> **TASK OBJECTIVE**
Copy all entries without alteration and skip the pictures they hold.

(Saved entries)
----

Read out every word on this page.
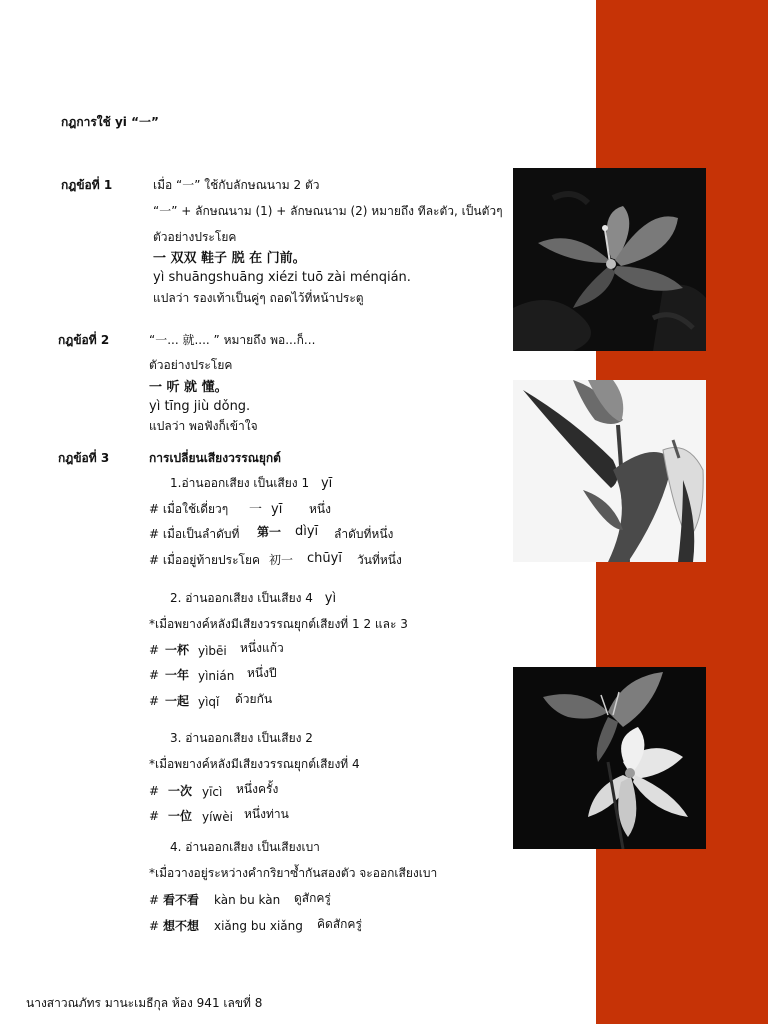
กฎการใช้ yi “一”
กฎข้อที่ 1	เมื่อ “一” ใช้กับลักษณนาม 2 ตัว
“一” + ลักษณนาม (1) + ลักษณนาม (2) หมายถึง ทีละตัว, เป็นตัวๆ
ตัวอย่างประโยค
一 双双 鞋子 脱 在 门前。
yì shuāngshuāng xiézi tuō zài ménqián.
แปลว่า รองเท้าเป็นคู่ๆ ถอดไว้ที่หน้าประตู
กฎข้อที่ 2	“一... 就.... ” หมายถึง พอ...ก็...
ตัวอย่างประโยค
一 听 就 懂。
yì tīng jiù dǒng.
แปลว่า พอฟังก็เข้าใจ
กฎข้อที่ 3	การเปลี่ยนเสียงวรรณยุกต์
1.อ่านออกเสียง เป็นเสียง 1 yī
# เมื่อใช้เดี่ยวๆ 一 yī หนึ่ง
# เมื่อเป็นลำดับที่ 第一 dìyī ลำดับที่หนึ่ง
# เมื่ออยู่ท้ายประโยค 初一 chūyī วันที่หนึ่ง
2. อ่านออกเสียง เป็นเสียง 4 yì
*เมื่อพยางค์หลังมีเสียงวรรณยุกต์เสียงที่ 1 2 และ 3
# 一杯 yìbēi หนึ่งแก้ว
# 一年 yìnián หนึ่งปี
# 一起 yìqǐ ด้วยกัน
3. อ่านออกเสียง เป็นเสียง 2
*เมื่อพยางค์หลังมีเสียงวรรณยุกต์เสียงที่ 4
# 一次 yīcì หนึ่งครั้ง
# 一位 yíwèi หนึ่งท่าน
4. อ่านออกเสียง เป็นเสียงเบา
*เมื่อวางอยู่ระหว่างคำกริยาซ้ำกันสองตัว จะออกเสียงเบา
# 看不看 kàn bu kàn ดูสักครู่
# 想不想 xiǎng bu xiǎng คิดสักครู่
นางสาวณภัทร มานะเมธีกุล ห้อง 941 เลขที่ 8
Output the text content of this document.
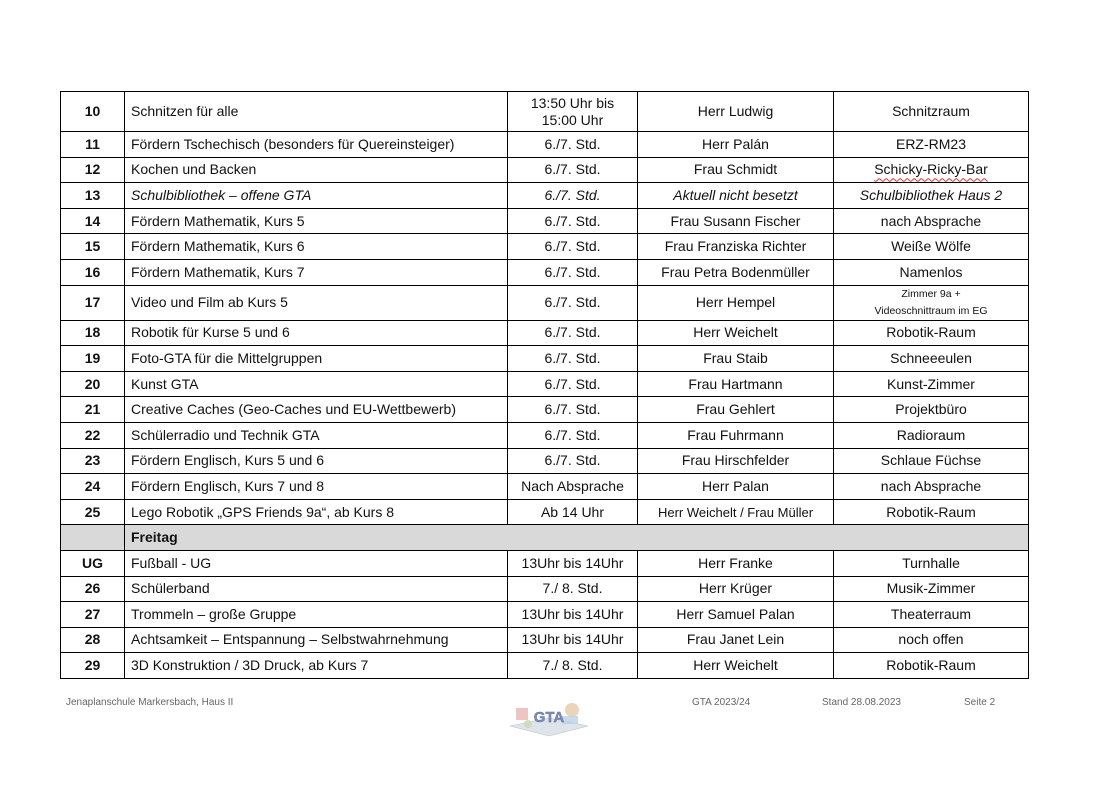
10	Schnitzen für alle	13:50 Uhr bis
15:00 Uhr	Herr Ludwig	Schnitzraum
11	Fördern Tschechisch (besonders für Quereinsteiger)	6./7. Std.	Herr Palán	ERZ-RM23
12	Kochen und Backen	6./7. Std.	Frau Schmidt	Schicky-Ricky-Bar
13	Schulbibliothek – offene GTA	6./7. Std.	Aktuell nicht besetzt	Schulbibliothek Haus 2
14	Fördern Mathematik, Kurs 5	6./7. Std.	Frau Susann Fischer	nach Absprache
15	Fördern Mathematik, Kurs 6	6./7. Std.	Frau Franziska Richter	Weiße Wölfe
16	Fördern Mathematik, Kurs 7	6./7. Std.	Frau Petra Bodenmüller	Namenlos
17	Video und Film ab Kurs 5	6./7. Std.	Herr Hempel	Zimmer 9a +
Videoschnittraum im EG
18	Robotik für Kurse 5 und 6	6./7. Std.	Herr Weichelt	Robotik-Raum
19	Foto-GTA für die Mittelgruppen	6./7. Std.	Frau Staib	Schneeeulen
20	Kunst GTA	6./7. Std.	Frau Hartmann	Kunst-Zimmer
21	Creative Caches (Geo-Caches und EU-Wettbewerb)	6./7. Std.	Frau Gehlert	Projektbüro
22	Schülerradio und Technik GTA	6./7. Std.	Frau Fuhrmann	Radioraum
23	Fördern Englisch, Kurs 5 und 6	6./7. Std.	Frau Hirschfelder	Schlaue Füchse
24	Fördern Englisch, Kurs 7 und 8	Nach Absprache	Herr Palan	nach Absprache
25	Lego Robotik „GPS Friends 9a“, ab Kurs 8	Ab 14 Uhr	Herr Weichelt / Frau Müller	Robotik-Raum
	Freitag			
UG	Fußball - UG	13Uhr bis 14Uhr	Herr Franke	Turnhalle
26	Schülerband	7./ 8. Std.	Herr Krüger	Musik-Zimmer
27	Trommeln – große Gruppe	13Uhr bis 14Uhr	Herr Samuel Palan	Theaterraum
28	Achtsamkeit – Entspannung – Selbstwahrnehmung	13Uhr bis 14Uhr	Frau Janet Lein	noch offen
29	3D Konstruktion / 3D Druck, ab Kurs 7	7./ 8. Std.	Herr Weichelt	Robotik-Raum
Jenaplanschule Markersbach, Haus II	GTA 2023/24	Stand 28.08.2023	Seite 2
GTA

----

> **REPLY**
Read out every word on this page.
กฎการใช้ yi “一”
กฎข้อที่ 1	เมื่อ “一” ใช้กับลักษณนาม 2 ตัว
“一” + ลักษณนาม (1) + ลักษณนาม (2) หมายถึง ทีละตัว, เป็นตัวๆ
ตัวอย่างประโยค
一 双双 鞋子 脱 在 门前。
yì shuāngshuāng xiézi tuō zài ménqián.
แปลว่า รองเท้าเป็นคู่ๆ ถอดไว้ที่หน้าประตู
กฎข้อที่ 2	“一... 就.... ” หมายถึง พอ...ก็...
ตัวอย่างประโยค
一 听 就 懂。
yì tīng jiù dǒng.
แปลว่า พอฟังก็เข้าใจ
กฎข้อที่ 3	การเปลี่ยนเสียงวรรณยุกต์
1.อ่านออกเสียง เป็นเสียง 1 yī
# เมื่อใช้เดี่ยวๆ 一 yī หนึ่ง
# เมื่อเป็นลำดับที่ 第一 dìyī ลำดับที่หนึ่ง
# เมื่ออยู่ท้ายประโยค 初一 chūyī วันที่หนึ่ง
2. อ่านออกเสียง เป็นเสียง 4 yì
*เมื่อพยางค์หลังมีเสียงวรรณยุกต์เสียงที่ 1 2 และ 3
# 一杯 yìbēi หนึ่งแก้ว
# 一年 yìnián หนึ่งปี
# 一起 yìqǐ ด้วยกัน
3. อ่านออกเสียง เป็นเสียง 2
*เมื่อพยางค์หลังมีเสียงวรรณยุกต์เสียงที่ 4
# 一次 yīcì หนึ่งครั้ง
# 一位 yíwèi หนึ่งท่าน
4. อ่านออกเสียง เป็นเสียงเบา
*เมื่อวางอยู่ระหว่างคำกริยาซ้ำกันสองตัว จะออกเสียงเบา
# 看不看 kàn bu kàn ดูสักครู่
# 想不想 xiǎng bu xiǎng คิดสักครู่
นางสาวณภัทร มานะเมธีกุล ห้อง 941 เลขที่ 8
Output the text content of this document.
10	Schnitzen für alle	13:50 Uhr bis
15:00 Uhr	Herr Ludwig	Schnitzraum
11	Fördern Tschechisch (besonders für Quereinsteiger)	6./7. Std.	Herr Palán	ERZ-RM23
12	Kochen und Backen	6./7. Std.	Frau Schmidt	Schicky-Ricky-Bar
13	Schulbibliothek – offene GTA	6./7. Std.	Aktuell nicht besetzt	Schulbibliothek Haus 2
14	Fördern Mathematik, Kurs 5	6./7. Std.	Frau Susann Fischer	nach Absprache
15	Fördern Mathematik, Kurs 6	6./7. Std.	Frau Franziska Richter	Weiße Wölfe
16	Fördern Mathematik, Kurs 7	6./7. Std.	Frau Petra Bodenmüller	Namenlos
17	Video und Film ab Kurs 5	6./7. Std.	Herr Hempel	Zimmer 9a +
Videoschnittraum im EG
18	Robotik für Kurse 5 und 6	6./7. Std.	Herr Weichelt	Robotik-Raum
19	Foto-GTA für die Mittelgruppen	6./7. Std.	Frau Staib	Schneeeulen
20	Kunst GTA	6./7. Std.	Frau Hartmann	Kunst-Zimmer
21	Creative Caches (Geo-Caches und EU-Wettbewerb)	6./7. Std.	Frau Gehlert	Projektbüro
22	Schülerradio und Technik GTA	6./7. Std.	Frau Fuhrmann	Radioraum
23	Fördern Englisch, Kurs 5 und 6	6./7. Std.	Frau Hirschfelder	Schlaue Füchse
24	Fördern Englisch, Kurs 7 und 8	Nach Absprache	Herr Palan	nach Absprache
25	Lego Robotik „GPS Friends 9a“, ab Kurs 8	Ab 14 Uhr	Herr Weichelt / Frau Müller	Robotik-Raum
	Freitag			
UG	Fußball - UG	13Uhr bis 14Uhr	Herr Franke	Turnhalle
26	Schülerband	7./ 8. Std.	Herr Krüger	Musik-Zimmer
27	Trommeln – große Gruppe	13Uhr bis 14Uhr	Herr Samuel Palan	Theaterraum
28	Achtsamkeit – Entspannung – Selbstwahrnehmung	13Uhr bis 14Uhr	Frau Janet Lein	noch offen
29	3D Konstruktion / 3D Druck, ab Kurs 7	7./ 8. Std.	Herr Weichelt	Robotik-Raum
Jenaplanschule Markersbach, Haus II	GTA 2023/24	Stand 28.08.2023	Seite 2
GTA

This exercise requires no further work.